- [OBJECTIVE]:
Write the material out again exactly as it stands.

- [THE DATA]:
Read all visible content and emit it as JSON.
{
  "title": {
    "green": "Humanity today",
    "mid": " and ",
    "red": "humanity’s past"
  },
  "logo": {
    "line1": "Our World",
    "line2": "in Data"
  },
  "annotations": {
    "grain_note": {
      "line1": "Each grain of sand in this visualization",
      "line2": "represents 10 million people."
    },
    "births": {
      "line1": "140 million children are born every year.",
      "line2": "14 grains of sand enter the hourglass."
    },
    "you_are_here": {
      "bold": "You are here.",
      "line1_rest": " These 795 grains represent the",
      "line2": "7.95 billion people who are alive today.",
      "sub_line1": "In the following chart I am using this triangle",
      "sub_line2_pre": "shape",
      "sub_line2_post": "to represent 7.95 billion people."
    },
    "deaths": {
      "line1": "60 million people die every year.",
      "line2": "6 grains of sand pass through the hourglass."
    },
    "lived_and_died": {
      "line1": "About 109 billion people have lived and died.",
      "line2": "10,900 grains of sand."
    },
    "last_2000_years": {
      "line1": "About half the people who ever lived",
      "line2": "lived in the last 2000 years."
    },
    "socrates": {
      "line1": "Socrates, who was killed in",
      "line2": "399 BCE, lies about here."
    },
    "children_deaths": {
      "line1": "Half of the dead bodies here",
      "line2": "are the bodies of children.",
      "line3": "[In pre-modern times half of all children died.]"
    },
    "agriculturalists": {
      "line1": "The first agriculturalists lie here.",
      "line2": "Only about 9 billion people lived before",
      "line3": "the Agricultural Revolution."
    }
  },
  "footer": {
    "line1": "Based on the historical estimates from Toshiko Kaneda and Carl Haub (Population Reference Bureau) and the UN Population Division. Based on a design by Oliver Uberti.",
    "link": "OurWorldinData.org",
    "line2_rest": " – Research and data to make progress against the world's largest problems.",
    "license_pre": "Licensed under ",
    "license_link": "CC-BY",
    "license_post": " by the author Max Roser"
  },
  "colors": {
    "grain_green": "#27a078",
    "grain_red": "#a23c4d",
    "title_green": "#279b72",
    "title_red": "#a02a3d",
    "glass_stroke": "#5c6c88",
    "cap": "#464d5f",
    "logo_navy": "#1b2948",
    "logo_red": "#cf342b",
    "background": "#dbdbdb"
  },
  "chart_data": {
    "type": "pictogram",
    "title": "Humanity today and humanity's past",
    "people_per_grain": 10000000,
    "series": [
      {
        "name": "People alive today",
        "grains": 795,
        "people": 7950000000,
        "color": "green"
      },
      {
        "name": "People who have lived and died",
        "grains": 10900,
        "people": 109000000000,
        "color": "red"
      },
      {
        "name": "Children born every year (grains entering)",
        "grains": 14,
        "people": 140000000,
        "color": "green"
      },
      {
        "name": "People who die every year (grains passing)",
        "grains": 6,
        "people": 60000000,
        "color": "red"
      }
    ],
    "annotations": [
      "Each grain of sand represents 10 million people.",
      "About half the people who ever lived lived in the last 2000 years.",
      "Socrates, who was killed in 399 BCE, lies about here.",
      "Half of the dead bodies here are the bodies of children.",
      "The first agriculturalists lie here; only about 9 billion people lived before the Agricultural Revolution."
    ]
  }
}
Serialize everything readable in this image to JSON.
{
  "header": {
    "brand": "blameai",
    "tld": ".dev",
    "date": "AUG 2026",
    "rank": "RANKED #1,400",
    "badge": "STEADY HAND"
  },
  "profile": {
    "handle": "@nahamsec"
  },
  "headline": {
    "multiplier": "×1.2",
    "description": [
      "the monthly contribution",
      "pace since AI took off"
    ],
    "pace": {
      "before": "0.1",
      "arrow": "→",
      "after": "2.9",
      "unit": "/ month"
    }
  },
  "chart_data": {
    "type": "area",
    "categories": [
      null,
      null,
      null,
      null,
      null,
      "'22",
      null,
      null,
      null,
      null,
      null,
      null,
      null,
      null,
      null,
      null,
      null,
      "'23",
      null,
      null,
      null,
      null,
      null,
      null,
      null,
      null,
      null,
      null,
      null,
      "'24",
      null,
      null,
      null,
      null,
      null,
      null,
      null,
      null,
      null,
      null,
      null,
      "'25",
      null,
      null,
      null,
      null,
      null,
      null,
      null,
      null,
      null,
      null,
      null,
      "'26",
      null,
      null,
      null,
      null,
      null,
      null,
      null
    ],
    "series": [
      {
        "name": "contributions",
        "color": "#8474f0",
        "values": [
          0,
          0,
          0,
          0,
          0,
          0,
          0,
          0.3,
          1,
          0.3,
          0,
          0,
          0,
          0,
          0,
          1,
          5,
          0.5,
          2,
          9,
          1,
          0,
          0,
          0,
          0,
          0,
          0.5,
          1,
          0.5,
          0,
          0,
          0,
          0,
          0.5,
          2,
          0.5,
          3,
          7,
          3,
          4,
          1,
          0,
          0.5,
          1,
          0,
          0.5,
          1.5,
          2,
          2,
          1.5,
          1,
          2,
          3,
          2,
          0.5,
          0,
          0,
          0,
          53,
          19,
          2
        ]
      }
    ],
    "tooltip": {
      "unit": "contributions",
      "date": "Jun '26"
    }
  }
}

- [TASK ANSWER]:
Read all visible content and emit it as JSON.
{
  "title": {
    "green": "Humanity today",
    "mid": " and ",
    "red": "humanity’s past"
  },
  "logo": {
    "line1": "Our World",
    "line2": "in Data"
  },
  "annotations": {
    "grain_note": {
      "line1": "Each grain of sand in this visualization",
      "line2": "represents 10 million people."
    },
    "births": {
      "line1": "140 million children are born every year.",
      "line2": "14 grains of sand enter the hourglass."
    },
    "you_are_here": {
      "bold": "You are here.",
      "line1_rest": " These 795 grains represent the",
      "line2": "7.95 billion people who are alive today.",
      "sub_line1": "In the following chart I am using this triangle",
      "sub_line2_pre": "shape",
      "sub_line2_post": "to represent 7.95 billion people."
    },
    "deaths": {
      "line1": "60 million people die every year.",
      "line2": "6 grains of sand pass through the hourglass."
    },
    "lived_and_died": {
      "line1": "About 109 billion people have lived and died.",
      "line2": "10,900 grains of sand."
    },
    "last_2000_years": {
      "line1": "About half the people who ever lived",
      "line2": "lived in the last 2000 years."
    },
    "socrates": {
      "line1": "Socrates, who was killed in",
      "line2": "399 BCE, lies about here."
    },
    "children_deaths": {
      "line1": "Half of the dead bodies here",
      "line2": "are the bodies of children.",
      "line3": "[In pre-modern times half of all children died.]"
    },
    "agriculturalists": {
      "line1": "The first agriculturalists lie here.",
      "line2": "Only about 9 billion people lived before",
      "line3": "the Agricultural Revolution."
    }
  },
  "footer": {
    "line1": "Based on the historical estimates from Toshiko Kaneda and Carl Haub (Population Reference Bureau) and the UN Population Division. Based on a design by Oliver Uberti.",
    "link": "OurWorldinData.org",
    "line2_rest": " – Research and data to make progress against the world's largest problems.",
    "license_pre": "Licensed under ",
    "license_link": "CC-BY",
    "license_post": " by the author Max Roser"
  },
  "colors": {
    "grain_green": "#27a078",
    "grain_red": "#a23c4d",
    "title_green": "#279b72",
    "title_red": "#a02a3d",
    "glass_stroke": "#5c6c88",
    "cap": "#464d5f",
    "logo_navy": "#1b2948",
    "logo_red": "#cf342b",
    "background": "#dbdbdb"
  },
  "chart_data": {
    "type": "pictogram",
    "title": "Humanity today and humanity's past",
    "people_per_grain": 10000000,
    "series": [
      {
        "name": "People alive today",
        "grains": 795,
        "people": 7950000000,
        "color": "green"
      },
      {
        "name": "People who have lived and died",
        "grains": 10900,
        "people": 109000000000,
        "color": "red"
      },
      {
        "name": "Children born every year (grains entering)",
        "grains": 14,
        "people": 140000000,
        "color": "green"
      },
      {
        "name": "People who die every year (grains passing)",
        "grains": 6,
        "people": 60000000,
        "color": "red"
      }
    ],
    "annotations": [
      "Each grain of sand represents 10 million people.",
      "About half the people who ever lived lived in the last 2000 years.",
      "Socrates, who was killed in 399 BCE, lies about here.",
      "Half of the dead bodies here are the bodies of children.",
      "The first agriculturalists lie here; only about 9 billion people lived before the Agricultural Revolution."
    ]
  }
}
Serialize everything readable in this image to JSON.
{
  "header": {
    "brand": "blameai",
    "tld": ".dev",
    "date": "AUG 2026",
    "rank": "RANKED #1,400",
    "badge": "STEADY HAND"
  },
  "profile": {
    "handle": "@nahamsec"
  },
  "headline": {
    "multiplier": "×1.2",
    "description": [
      "the monthly contribution",
      "pace since AI took off"
    ],
    "pace": {
      "before": "0.1",
      "arrow": "→",
      "after": "2.9",
      "unit": "/ month"
    }
  },
  "chart_data": {
    "type": "area",
    "categories": [
      null,
      null,
      null,
      null,
      null,
      "'22",
      null,
      null,
      null,
      null,
      null,
      null,
      null,
      null,
      null,
      null,
      null,
      "'23",
      null,
      null,
      null,
      null,
      null,
      null,
      null,
      null,
      null,
      null,
      null,
      "'24",
      null,
      null,
      null,
      null,
      null,
      null,
      null,
      null,
      null,
      null,
      null,
      "'25",
      null,
      null,
      null,
      null,
      null,
      null,
      null,
      null,
      null,
      null,
      null,
      "'26",
      null,
      null,
      null,
      null,
      null,
      null,
      null
    ],
    "series": [
      {
        "name": "contributions",
        "color": "#8474f0",
        "values": [
          0,
          0,
          0,
          0,
          0,
          0,
          0,
          0.3,
          1,
          0.3,
          0,
          0,
          0,
          0,
          0,
          1,
          5,
          0.5,
          2,
          9,
          1,
          0,
          0,
          0,
          0,
          0,
          0.5,
          1,
          0.5,
          0,
          0,
          0,
          0,
          0.5,
          2,
          0.5,
          3,
          7,
          3,
          4,
          1,
          0,
          0.5,
          1,
          0,
          0.5,
          1.5,
          2,
          2,
          1.5,
          1,
          2,
          3,
          2,
          0.5,
          0,
          0,
          0,
          53,
          19,
          2
        ]
      }
    ],
    "tooltip": {
      "unit": "contributions",
      "date": "Jun '26"
    }
  }
}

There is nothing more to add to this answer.